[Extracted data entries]
·····
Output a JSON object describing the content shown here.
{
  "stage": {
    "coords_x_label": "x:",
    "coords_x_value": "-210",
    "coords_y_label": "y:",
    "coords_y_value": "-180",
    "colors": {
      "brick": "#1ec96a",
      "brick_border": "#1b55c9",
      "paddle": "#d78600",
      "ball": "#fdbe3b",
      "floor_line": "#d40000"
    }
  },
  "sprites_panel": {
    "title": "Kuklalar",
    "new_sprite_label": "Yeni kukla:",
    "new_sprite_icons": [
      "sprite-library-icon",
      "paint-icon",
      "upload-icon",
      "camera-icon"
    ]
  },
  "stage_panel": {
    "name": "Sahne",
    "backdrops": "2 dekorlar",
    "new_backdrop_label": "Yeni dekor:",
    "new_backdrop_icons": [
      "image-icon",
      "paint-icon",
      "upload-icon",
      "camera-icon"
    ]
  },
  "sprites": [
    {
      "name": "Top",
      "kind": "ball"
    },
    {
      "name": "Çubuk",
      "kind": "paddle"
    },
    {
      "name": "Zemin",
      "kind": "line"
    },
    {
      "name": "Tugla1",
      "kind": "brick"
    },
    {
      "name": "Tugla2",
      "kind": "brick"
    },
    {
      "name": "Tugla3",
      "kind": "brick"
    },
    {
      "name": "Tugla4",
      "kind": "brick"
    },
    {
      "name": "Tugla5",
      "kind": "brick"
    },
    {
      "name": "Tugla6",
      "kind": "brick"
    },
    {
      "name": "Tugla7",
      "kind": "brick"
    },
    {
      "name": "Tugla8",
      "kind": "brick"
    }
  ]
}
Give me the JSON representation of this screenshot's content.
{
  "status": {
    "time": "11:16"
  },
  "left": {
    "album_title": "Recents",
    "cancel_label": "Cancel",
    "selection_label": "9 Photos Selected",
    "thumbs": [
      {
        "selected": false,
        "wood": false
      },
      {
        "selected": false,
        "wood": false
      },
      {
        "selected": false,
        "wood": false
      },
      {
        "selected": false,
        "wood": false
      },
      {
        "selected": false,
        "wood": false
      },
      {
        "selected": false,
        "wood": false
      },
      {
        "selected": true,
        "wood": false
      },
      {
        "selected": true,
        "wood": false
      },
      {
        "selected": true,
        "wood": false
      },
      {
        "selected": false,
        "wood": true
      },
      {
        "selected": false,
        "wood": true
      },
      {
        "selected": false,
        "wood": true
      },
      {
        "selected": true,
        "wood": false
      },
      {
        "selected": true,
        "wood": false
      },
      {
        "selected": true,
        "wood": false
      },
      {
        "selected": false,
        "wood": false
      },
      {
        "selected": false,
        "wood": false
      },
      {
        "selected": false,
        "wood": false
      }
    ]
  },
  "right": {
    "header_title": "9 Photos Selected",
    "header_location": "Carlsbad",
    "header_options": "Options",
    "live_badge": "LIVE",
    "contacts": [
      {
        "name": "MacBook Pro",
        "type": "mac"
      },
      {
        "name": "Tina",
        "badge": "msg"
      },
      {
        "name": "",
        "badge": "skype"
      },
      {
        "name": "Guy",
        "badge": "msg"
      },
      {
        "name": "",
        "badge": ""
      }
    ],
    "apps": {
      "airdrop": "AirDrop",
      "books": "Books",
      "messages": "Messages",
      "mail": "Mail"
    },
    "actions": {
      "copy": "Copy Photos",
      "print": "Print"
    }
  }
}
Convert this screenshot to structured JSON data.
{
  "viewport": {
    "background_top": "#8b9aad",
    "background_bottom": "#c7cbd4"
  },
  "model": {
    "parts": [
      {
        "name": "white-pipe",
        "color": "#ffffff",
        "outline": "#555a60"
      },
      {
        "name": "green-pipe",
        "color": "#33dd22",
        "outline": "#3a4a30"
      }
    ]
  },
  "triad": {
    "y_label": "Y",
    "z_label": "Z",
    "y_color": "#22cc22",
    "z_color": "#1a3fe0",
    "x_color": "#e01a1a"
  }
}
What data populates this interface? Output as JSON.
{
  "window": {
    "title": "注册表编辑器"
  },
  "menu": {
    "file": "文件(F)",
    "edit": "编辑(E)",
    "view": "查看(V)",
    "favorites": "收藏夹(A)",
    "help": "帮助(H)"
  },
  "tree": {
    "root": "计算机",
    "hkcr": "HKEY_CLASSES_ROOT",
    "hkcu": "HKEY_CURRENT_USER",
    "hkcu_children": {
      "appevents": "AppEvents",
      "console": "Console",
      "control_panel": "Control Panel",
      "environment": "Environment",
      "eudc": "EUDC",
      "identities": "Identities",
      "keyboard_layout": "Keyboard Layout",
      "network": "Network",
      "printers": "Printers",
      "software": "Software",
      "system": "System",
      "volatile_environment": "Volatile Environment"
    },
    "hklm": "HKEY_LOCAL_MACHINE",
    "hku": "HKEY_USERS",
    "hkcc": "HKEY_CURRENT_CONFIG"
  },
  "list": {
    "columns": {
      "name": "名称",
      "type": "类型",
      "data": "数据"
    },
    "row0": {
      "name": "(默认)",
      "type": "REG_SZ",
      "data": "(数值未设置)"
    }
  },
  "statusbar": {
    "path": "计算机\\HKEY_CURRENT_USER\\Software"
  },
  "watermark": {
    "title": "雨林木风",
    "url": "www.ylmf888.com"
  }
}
·····
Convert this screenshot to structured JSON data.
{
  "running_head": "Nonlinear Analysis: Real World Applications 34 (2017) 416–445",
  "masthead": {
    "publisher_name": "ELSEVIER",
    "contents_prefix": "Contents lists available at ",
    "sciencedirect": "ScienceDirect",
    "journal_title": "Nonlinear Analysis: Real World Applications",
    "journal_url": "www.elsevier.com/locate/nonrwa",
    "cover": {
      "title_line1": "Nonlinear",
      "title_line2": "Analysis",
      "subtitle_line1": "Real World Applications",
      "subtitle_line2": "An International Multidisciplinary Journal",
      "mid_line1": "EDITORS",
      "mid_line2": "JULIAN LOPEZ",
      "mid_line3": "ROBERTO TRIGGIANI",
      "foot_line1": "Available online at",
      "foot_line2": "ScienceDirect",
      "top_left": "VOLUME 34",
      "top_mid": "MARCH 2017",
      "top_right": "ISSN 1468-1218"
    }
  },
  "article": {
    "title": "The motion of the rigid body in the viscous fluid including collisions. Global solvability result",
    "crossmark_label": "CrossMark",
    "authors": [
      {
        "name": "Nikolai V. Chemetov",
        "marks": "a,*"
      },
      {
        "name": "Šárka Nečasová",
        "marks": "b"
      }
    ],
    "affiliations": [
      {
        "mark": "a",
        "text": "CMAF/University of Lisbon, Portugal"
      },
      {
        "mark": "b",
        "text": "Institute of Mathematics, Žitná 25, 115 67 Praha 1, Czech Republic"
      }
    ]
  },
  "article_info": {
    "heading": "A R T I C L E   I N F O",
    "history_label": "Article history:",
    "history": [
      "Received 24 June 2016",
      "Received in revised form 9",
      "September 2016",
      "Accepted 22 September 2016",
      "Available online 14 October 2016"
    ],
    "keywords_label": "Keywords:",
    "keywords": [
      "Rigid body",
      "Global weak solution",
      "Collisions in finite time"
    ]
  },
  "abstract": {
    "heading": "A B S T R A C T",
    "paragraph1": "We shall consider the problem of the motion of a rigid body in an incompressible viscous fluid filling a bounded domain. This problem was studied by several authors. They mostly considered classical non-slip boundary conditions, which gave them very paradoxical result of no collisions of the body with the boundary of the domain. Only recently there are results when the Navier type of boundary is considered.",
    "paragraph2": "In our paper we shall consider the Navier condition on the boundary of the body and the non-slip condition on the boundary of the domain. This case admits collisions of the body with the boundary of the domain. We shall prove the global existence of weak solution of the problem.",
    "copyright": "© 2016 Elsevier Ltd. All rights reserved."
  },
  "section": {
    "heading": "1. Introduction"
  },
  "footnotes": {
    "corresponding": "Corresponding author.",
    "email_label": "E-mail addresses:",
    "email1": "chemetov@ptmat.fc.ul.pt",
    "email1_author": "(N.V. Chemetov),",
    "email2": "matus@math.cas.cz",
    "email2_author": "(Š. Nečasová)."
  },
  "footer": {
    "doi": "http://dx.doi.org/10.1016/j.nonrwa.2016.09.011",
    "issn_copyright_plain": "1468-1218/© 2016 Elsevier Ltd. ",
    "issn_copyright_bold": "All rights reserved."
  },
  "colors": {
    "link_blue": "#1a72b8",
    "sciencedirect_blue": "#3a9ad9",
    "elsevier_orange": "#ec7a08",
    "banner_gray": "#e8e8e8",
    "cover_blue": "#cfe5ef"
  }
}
·····
From the records above, report the count of lines containing "authors" and nothing more.

RESULT
2